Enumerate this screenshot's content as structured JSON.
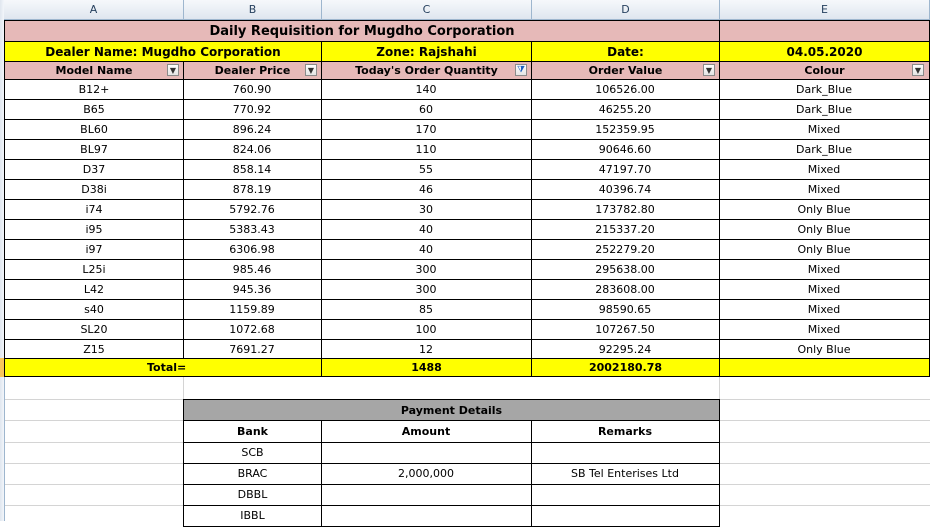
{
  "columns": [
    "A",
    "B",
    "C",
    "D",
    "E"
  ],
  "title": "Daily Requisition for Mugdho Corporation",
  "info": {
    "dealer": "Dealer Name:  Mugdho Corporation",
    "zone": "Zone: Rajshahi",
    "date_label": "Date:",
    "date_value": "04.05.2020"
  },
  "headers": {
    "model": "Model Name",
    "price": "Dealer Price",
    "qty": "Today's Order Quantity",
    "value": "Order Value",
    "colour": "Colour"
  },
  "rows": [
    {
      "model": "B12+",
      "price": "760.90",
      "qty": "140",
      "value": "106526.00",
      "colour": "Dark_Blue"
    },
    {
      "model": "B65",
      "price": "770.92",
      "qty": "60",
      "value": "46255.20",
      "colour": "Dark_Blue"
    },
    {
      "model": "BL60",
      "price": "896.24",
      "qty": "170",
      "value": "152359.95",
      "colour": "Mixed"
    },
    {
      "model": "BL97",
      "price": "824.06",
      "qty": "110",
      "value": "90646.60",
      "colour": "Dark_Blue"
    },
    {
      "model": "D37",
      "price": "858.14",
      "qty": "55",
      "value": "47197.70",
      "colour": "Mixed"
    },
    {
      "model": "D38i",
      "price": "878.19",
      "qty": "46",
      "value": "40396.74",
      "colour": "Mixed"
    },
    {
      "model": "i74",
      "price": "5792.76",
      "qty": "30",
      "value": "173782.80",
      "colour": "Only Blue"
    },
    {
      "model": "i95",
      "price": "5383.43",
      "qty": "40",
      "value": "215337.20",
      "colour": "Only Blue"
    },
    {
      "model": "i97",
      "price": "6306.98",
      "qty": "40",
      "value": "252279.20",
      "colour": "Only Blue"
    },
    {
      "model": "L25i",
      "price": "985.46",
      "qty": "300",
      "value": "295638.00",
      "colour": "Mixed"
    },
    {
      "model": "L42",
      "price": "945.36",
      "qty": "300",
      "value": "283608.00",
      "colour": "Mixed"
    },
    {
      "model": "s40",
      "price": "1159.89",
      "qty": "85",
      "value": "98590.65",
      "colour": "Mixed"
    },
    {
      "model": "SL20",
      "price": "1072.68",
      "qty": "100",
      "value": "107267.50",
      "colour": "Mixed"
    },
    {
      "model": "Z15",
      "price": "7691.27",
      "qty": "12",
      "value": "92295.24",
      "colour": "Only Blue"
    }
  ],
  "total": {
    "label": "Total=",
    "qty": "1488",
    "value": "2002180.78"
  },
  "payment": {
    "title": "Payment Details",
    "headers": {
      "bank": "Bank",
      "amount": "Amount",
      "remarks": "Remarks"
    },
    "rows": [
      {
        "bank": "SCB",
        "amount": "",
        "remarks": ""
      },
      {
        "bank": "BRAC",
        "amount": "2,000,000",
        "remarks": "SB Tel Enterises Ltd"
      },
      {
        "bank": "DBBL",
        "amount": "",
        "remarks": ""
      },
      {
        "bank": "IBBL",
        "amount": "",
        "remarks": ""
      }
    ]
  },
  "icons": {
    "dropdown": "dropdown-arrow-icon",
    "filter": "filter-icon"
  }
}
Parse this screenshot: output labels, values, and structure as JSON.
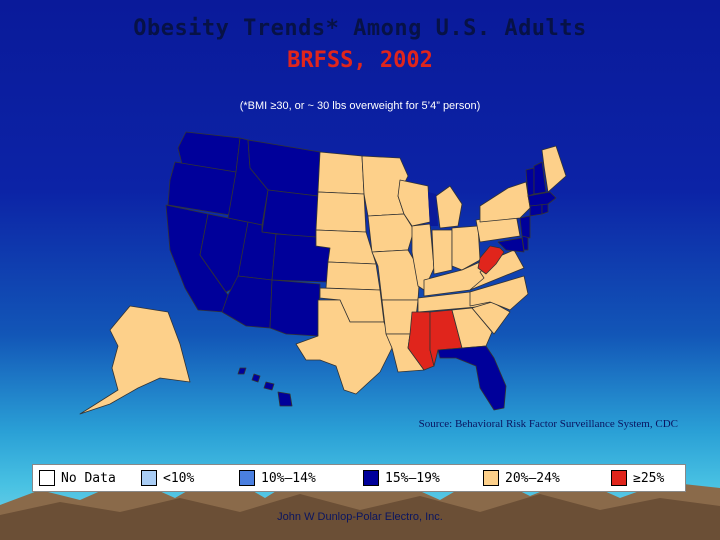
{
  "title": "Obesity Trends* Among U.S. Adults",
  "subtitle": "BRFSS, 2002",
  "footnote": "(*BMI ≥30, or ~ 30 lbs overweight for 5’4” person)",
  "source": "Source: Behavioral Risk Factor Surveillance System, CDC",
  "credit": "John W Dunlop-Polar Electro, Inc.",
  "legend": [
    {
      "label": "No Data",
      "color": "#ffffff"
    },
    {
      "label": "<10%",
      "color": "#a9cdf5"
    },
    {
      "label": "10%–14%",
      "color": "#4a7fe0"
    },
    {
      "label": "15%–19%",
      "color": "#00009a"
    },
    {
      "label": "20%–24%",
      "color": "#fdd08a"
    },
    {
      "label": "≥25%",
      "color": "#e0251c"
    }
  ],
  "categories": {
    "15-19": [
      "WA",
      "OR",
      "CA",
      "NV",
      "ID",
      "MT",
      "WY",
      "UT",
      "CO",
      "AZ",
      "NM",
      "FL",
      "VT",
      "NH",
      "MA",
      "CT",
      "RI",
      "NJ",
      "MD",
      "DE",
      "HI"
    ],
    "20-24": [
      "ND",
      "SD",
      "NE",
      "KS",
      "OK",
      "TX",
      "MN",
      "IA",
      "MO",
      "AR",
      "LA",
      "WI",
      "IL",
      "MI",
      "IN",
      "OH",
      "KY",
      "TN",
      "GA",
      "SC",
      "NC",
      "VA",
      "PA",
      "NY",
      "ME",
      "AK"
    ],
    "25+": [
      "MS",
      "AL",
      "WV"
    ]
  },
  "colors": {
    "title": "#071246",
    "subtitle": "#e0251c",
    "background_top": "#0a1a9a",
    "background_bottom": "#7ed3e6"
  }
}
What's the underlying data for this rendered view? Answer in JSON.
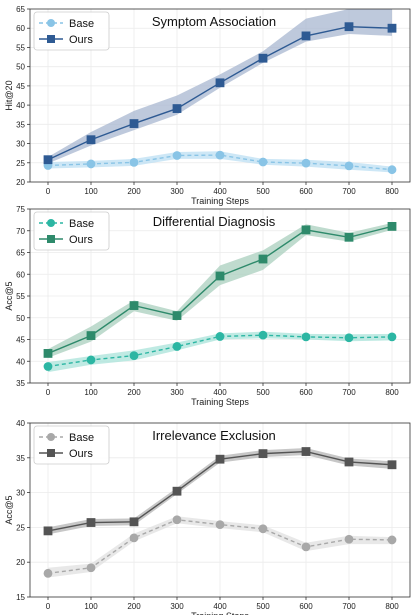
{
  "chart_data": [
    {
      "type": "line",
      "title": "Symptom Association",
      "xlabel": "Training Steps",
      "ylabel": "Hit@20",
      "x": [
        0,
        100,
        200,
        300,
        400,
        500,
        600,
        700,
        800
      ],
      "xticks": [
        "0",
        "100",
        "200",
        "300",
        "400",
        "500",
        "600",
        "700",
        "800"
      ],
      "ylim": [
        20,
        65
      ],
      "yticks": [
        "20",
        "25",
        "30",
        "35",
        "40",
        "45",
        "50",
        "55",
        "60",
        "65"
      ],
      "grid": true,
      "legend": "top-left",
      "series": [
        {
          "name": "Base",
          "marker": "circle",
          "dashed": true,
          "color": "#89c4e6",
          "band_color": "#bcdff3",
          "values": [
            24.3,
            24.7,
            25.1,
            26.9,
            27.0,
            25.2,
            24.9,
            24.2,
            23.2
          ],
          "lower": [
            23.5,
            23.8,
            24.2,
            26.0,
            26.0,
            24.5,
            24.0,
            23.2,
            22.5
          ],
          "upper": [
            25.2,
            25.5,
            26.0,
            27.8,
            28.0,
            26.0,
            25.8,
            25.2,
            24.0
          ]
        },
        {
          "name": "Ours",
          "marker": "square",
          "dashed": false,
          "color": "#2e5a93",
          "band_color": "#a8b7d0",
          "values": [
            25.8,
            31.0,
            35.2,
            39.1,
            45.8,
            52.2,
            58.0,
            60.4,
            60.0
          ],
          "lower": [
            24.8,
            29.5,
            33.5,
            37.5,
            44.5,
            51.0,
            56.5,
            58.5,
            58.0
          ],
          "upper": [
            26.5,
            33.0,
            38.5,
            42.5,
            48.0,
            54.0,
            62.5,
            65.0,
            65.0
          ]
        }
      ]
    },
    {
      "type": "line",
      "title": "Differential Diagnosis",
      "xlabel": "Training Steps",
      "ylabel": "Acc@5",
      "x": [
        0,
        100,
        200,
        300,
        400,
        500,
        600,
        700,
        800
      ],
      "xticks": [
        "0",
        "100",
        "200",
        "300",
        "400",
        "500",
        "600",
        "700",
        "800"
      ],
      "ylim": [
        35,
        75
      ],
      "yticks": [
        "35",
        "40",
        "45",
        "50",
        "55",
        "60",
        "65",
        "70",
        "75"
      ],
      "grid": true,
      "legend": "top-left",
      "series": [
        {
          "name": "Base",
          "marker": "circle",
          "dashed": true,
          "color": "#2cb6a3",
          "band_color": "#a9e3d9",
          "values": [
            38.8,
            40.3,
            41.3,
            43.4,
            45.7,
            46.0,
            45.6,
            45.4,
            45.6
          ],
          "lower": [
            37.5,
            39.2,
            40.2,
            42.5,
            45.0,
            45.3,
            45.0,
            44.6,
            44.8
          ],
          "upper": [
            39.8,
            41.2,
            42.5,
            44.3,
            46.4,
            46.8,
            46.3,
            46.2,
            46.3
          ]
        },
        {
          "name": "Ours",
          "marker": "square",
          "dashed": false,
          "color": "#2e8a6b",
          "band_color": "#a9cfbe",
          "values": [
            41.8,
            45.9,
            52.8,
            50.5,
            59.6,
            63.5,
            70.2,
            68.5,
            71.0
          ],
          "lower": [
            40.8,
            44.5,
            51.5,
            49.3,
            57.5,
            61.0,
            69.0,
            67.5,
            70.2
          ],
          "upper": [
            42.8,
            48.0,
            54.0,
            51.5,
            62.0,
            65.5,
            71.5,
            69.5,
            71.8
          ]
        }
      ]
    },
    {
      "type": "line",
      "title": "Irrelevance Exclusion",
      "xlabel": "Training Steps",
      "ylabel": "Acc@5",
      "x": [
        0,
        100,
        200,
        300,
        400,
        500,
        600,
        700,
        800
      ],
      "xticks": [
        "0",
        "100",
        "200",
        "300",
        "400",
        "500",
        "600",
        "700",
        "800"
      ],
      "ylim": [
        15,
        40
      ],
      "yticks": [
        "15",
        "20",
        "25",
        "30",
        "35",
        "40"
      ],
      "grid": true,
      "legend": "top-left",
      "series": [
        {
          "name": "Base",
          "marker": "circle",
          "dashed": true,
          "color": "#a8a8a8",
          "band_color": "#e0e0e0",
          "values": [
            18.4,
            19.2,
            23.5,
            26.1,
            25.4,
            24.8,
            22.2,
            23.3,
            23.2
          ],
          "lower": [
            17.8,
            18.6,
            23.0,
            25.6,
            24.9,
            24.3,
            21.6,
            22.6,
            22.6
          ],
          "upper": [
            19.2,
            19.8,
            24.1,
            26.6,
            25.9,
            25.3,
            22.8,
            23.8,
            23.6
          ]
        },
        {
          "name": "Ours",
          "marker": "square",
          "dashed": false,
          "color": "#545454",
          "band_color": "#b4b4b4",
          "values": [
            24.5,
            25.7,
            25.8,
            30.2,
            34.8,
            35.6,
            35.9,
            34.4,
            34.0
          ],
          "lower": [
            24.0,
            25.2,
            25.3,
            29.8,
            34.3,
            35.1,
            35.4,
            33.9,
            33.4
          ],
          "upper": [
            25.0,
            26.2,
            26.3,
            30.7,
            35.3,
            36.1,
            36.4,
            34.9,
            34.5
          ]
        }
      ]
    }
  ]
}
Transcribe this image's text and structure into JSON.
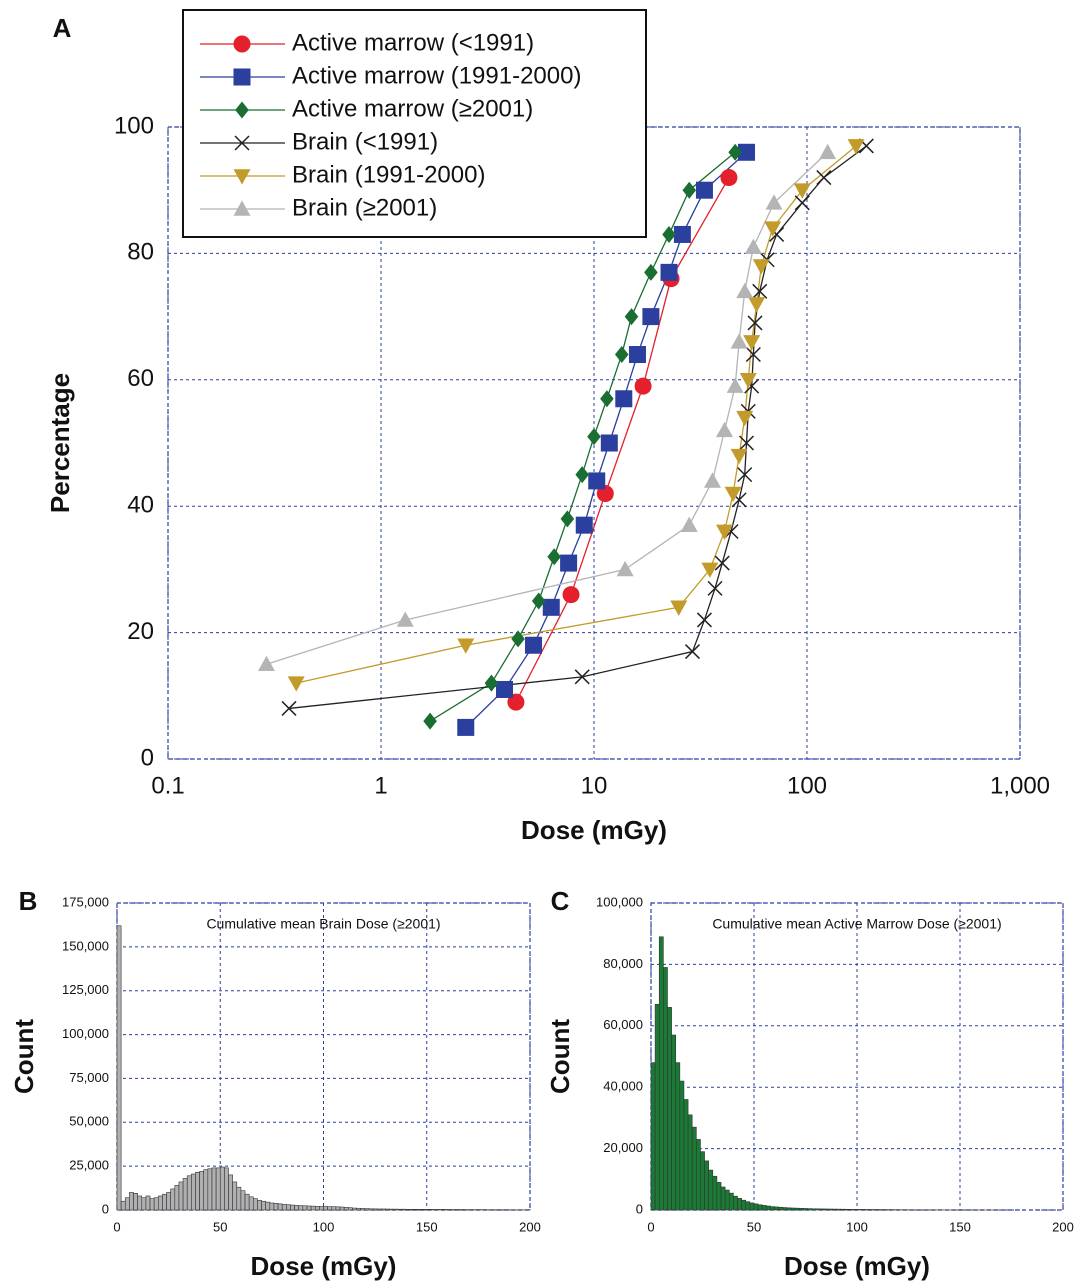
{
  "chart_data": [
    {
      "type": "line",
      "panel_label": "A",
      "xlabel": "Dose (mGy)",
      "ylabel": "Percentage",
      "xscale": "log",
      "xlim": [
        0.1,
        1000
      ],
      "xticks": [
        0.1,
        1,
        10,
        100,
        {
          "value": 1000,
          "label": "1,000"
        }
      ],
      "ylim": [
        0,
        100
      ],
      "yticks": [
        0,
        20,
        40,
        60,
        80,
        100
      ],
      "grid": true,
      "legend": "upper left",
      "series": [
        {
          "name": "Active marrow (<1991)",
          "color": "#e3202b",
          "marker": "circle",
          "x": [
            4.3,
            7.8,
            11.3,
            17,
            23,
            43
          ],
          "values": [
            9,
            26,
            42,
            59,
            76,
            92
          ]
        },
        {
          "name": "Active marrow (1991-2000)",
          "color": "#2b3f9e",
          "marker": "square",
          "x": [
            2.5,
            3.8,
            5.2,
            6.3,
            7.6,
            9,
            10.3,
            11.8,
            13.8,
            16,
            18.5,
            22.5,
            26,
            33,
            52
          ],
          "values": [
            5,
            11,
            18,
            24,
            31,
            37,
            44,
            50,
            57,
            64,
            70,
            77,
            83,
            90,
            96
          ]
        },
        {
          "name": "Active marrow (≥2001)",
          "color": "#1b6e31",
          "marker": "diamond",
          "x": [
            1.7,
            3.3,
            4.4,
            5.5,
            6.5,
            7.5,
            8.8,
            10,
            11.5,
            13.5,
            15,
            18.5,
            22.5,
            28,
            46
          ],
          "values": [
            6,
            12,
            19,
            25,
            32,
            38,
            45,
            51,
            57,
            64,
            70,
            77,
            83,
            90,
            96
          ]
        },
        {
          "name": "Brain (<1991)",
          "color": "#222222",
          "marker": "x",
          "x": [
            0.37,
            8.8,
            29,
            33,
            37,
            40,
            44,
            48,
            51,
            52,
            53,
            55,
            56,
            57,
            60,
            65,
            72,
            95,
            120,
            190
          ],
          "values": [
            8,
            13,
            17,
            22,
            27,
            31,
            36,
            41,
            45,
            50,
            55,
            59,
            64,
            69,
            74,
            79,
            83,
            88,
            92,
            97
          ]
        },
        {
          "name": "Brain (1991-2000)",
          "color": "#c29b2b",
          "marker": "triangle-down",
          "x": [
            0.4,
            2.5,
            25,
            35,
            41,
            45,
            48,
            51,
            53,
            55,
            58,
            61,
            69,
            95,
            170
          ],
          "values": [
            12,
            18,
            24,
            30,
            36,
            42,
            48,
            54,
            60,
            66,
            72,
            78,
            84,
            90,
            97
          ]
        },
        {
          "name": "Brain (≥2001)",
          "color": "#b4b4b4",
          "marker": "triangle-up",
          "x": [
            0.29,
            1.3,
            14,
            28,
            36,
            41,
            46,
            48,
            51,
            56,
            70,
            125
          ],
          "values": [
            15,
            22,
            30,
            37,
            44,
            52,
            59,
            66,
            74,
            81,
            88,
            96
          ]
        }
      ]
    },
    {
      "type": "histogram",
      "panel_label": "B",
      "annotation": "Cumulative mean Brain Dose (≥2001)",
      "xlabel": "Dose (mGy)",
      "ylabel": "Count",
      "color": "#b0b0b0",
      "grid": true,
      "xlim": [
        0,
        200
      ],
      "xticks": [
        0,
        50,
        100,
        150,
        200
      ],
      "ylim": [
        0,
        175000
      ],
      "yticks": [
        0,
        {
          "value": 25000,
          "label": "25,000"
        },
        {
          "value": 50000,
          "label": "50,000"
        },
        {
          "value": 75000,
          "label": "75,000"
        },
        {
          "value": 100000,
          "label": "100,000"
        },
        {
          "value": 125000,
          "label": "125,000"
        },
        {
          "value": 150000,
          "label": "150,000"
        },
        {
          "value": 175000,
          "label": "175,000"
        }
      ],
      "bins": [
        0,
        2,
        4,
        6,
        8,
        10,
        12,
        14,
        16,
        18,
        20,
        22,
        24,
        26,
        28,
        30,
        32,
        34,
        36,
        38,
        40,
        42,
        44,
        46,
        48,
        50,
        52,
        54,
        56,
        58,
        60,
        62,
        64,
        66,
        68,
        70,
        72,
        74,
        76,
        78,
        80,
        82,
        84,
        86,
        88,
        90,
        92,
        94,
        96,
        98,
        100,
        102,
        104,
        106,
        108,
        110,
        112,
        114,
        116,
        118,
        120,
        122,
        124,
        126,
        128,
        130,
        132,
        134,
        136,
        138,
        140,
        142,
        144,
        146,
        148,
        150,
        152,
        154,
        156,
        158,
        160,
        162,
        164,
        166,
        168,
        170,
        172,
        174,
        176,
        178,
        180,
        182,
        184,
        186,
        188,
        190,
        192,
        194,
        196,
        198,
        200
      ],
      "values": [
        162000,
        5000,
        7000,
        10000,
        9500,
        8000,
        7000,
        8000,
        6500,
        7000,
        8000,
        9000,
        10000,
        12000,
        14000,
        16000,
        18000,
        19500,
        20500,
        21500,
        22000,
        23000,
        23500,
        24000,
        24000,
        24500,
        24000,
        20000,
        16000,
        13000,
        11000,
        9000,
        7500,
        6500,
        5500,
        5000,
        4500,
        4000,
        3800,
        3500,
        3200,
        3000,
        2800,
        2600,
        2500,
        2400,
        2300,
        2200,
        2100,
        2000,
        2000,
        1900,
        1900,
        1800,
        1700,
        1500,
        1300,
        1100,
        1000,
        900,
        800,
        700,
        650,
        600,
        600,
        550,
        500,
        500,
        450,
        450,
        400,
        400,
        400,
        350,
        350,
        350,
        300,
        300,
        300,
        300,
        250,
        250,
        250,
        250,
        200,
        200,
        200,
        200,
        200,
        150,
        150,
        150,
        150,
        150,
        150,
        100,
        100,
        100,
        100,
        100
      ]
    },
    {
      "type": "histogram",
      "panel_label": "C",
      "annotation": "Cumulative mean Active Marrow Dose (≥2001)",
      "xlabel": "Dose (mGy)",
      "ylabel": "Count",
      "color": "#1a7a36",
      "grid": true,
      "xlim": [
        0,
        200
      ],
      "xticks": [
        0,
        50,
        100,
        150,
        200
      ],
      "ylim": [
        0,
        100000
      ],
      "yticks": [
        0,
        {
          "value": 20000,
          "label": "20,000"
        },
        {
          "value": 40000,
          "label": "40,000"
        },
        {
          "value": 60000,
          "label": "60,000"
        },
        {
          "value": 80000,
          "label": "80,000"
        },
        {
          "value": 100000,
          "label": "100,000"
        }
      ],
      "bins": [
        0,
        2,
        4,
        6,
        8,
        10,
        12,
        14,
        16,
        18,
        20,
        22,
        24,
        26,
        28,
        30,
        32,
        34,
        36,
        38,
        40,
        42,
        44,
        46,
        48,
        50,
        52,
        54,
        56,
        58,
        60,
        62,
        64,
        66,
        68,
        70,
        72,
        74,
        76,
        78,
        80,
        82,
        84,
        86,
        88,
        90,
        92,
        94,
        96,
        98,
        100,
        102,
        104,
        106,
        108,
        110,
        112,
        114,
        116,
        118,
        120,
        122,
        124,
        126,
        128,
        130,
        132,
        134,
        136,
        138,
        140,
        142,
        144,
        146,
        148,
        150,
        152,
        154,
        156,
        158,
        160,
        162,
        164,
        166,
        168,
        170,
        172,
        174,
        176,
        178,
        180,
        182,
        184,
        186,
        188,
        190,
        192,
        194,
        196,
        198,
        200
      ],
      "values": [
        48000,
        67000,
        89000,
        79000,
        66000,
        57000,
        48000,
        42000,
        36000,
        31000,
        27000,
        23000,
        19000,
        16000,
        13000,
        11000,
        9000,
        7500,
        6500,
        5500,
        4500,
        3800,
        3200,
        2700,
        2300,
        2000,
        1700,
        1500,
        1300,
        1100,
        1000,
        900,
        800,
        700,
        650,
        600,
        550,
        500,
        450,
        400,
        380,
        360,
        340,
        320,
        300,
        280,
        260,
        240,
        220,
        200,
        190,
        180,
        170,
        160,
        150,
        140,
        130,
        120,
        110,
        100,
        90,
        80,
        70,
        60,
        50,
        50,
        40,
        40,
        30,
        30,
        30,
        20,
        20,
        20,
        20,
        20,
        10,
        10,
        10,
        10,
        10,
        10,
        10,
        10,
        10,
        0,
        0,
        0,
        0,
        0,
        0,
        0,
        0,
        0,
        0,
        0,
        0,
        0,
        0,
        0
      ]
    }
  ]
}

Requirement: From the entries above, pull out each line that includes "JSON".

Output for this exercise:
Enumerate this screenshot's content as structured JSON.
Parse this screenshot: output labels, values, and structure as JSON.
What's the underlying data for this rendered view? Answer in JSON.
Transcribe this image's text and structure into JSON.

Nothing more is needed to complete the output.